> _WHAT IS REQUIRED_
Make an exact copy of the entries below.

> _EXTRACTED DATA_
▼▼▼

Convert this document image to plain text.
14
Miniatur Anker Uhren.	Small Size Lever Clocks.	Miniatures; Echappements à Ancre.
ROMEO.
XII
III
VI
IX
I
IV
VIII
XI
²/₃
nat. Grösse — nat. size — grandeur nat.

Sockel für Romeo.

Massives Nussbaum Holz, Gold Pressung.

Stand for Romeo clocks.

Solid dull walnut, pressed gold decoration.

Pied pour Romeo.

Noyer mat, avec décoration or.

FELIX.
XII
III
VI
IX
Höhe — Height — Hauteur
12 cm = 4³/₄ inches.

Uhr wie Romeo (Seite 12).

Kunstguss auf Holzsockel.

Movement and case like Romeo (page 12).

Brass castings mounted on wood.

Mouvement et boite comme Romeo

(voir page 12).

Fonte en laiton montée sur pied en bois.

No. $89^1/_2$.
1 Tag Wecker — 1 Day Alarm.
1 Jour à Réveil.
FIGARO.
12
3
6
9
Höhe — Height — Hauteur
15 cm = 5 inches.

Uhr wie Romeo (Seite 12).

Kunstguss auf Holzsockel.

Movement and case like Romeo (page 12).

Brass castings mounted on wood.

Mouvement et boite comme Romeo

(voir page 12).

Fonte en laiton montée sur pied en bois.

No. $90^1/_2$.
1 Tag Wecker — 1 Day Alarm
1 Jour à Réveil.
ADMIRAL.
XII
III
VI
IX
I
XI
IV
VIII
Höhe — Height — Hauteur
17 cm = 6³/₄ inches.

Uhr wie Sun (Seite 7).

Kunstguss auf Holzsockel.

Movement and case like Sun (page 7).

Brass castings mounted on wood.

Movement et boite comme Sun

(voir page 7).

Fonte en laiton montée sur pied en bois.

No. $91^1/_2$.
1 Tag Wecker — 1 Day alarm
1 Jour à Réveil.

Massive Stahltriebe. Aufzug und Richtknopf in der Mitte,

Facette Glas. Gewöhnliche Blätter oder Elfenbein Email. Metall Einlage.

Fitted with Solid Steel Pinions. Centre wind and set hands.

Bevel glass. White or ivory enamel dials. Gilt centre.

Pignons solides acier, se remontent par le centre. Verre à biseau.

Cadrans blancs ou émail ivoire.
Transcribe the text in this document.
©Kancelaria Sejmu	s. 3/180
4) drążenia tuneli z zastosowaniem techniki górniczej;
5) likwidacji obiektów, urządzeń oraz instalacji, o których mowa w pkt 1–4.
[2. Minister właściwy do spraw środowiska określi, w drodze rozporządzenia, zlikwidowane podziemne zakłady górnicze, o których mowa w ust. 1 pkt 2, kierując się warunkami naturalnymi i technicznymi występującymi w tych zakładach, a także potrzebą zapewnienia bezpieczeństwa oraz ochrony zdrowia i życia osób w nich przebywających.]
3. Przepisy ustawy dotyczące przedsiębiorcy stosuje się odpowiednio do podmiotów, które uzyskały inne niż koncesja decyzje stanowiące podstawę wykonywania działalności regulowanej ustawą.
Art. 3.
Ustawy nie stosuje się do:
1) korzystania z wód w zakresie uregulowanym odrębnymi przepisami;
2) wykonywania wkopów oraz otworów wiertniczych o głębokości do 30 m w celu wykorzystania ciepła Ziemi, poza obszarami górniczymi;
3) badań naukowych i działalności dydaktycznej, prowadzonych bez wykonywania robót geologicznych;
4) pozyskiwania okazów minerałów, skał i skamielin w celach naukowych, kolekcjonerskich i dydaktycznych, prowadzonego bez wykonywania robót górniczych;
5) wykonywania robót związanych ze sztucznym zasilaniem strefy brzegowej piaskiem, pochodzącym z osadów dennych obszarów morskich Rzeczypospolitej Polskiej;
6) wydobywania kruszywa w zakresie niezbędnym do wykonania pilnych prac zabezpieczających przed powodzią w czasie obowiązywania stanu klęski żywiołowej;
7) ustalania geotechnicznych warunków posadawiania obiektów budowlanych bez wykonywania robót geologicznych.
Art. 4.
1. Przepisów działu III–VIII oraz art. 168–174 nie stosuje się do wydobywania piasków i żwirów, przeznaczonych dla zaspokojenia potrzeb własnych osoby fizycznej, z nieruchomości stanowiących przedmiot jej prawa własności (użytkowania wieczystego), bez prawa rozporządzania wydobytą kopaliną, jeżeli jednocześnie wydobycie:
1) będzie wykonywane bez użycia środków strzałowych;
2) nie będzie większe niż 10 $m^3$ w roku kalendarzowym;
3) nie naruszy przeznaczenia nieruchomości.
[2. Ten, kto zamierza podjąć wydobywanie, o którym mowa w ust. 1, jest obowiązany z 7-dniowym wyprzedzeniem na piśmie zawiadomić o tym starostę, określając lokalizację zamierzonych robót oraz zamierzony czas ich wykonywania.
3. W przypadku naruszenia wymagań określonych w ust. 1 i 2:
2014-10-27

▲▲▲

> _EXERCISE ANSWER_
Convert this document image to plain text.
14
Miniatur Anker Uhren.	Small Size Lever Clocks.	Miniatures; Echappements à Ancre.
ROMEO.
XII
III
VI
IX
I
IV
VIII
XI
²/₃
nat. Grösse — nat. size — grandeur nat.

Sockel für Romeo.

Massives Nussbaum Holz, Gold Pressung.

Stand for Romeo clocks.

Solid dull walnut, pressed gold decoration.

Pied pour Romeo.

Noyer mat, avec décoration or.

FELIX.
XII
III
VI
IX
Höhe — Height — Hauteur
12 cm = 4³/₄ inches.

Uhr wie Romeo (Seite 12).

Kunstguss auf Holzsockel.

Movement and case like Romeo (page 12).

Brass castings mounted on wood.

Mouvement et boite comme Romeo

(voir page 12).

Fonte en laiton montée sur pied en bois.

No. $89^1/_2$.
1 Tag Wecker — 1 Day Alarm.
1 Jour à Réveil.
FIGARO.
12
3
6
9
Höhe — Height — Hauteur
15 cm = 5 inches.

Uhr wie Romeo (Seite 12).

Kunstguss auf Holzsockel.

Movement and case like Romeo (page 12).

Brass castings mounted on wood.

Mouvement et boite comme Romeo

(voir page 12).

Fonte en laiton montée sur pied en bois.

No. $90^1/_2$.
1 Tag Wecker — 1 Day Alarm
1 Jour à Réveil.
ADMIRAL.
XII
III
VI
IX
I
XI
IV
VIII
Höhe — Height — Hauteur
17 cm = 6³/₄ inches.

Uhr wie Sun (Seite 7).

Kunstguss auf Holzsockel.

Movement and case like Sun (page 7).

Brass castings mounted on wood.

Movement et boite comme Sun

(voir page 7).

Fonte en laiton montée sur pied en bois.

No. $91^1/_2$.
1 Tag Wecker — 1 Day alarm
1 Jour à Réveil.

Massive Stahltriebe. Aufzug und Richtknopf in der Mitte,

Facette Glas. Gewöhnliche Blätter oder Elfenbein Email. Metall Einlage.

Fitted with Solid Steel Pinions. Centre wind and set hands.

Bevel glass. White or ivory enamel dials. Gilt centre.

Pignons solides acier, se remontent par le centre. Verre à biseau.

Cadrans blancs ou émail ivoire.
Transcribe the text in this document.
©Kancelaria Sejmu	s. 3/180
4) drążenia tuneli z zastosowaniem techniki górniczej;
5) likwidacji obiektów, urządzeń oraz instalacji, o których mowa w pkt 1–4.
[2. Minister właściwy do spraw środowiska określi, w drodze rozporządzenia, zlikwidowane podziemne zakłady górnicze, o których mowa w ust. 1 pkt 2, kierując się warunkami naturalnymi i technicznymi występującymi w tych zakładach, a także potrzebą zapewnienia bezpieczeństwa oraz ochrony zdrowia i życia osób w nich przebywających.]
3. Przepisy ustawy dotyczące przedsiębiorcy stosuje się odpowiednio do podmiotów, które uzyskały inne niż koncesja decyzje stanowiące podstawę wykonywania działalności regulowanej ustawą.
Art. 3.
Ustawy nie stosuje się do:
1) korzystania z wód w zakresie uregulowanym odrębnymi przepisami;
2) wykonywania wkopów oraz otworów wiertniczych o głębokości do 30 m w celu wykorzystania ciepła Ziemi, poza obszarami górniczymi;
3) badań naukowych i działalności dydaktycznej, prowadzonych bez wykonywania robót geologicznych;
4) pozyskiwania okazów minerałów, skał i skamielin w celach naukowych, kolekcjonerskich i dydaktycznych, prowadzonego bez wykonywania robót górniczych;
5) wykonywania robót związanych ze sztucznym zasilaniem strefy brzegowej piaskiem, pochodzącym z osadów dennych obszarów morskich Rzeczypospolitej Polskiej;
6) wydobywania kruszywa w zakresie niezbędnym do wykonania pilnych prac zabezpieczających przed powodzią w czasie obowiązywania stanu klęski żywiołowej;
7) ustalania geotechnicznych warunków posadawiania obiektów budowlanych bez wykonywania robót geologicznych.
Art. 4.
1. Przepisów działu III–VIII oraz art. 168–174 nie stosuje się do wydobywania piasków i żwirów, przeznaczonych dla zaspokojenia potrzeb własnych osoby fizycznej, z nieruchomości stanowiących przedmiot jej prawa własności (użytkowania wieczystego), bez prawa rozporządzania wydobytą kopaliną, jeżeli jednocześnie wydobycie:
1) będzie wykonywane bez użycia środków strzałowych;
2) nie będzie większe niż 10 $m^3$ w roku kalendarzowym;
3) nie naruszy przeznaczenia nieruchomości.
[2. Ten, kto zamierza podjąć wydobywanie, o którym mowa w ust. 1, jest obowiązany z 7-dniowym wyprzedzeniem na piśmie zawiadomić o tym starostę, określając lokalizację zamierzonych robót oraz zamierzony czas ich wykonywania.
3. W przypadku naruszenia wymagań określonych w ust. 1 i 2:
2014-10-27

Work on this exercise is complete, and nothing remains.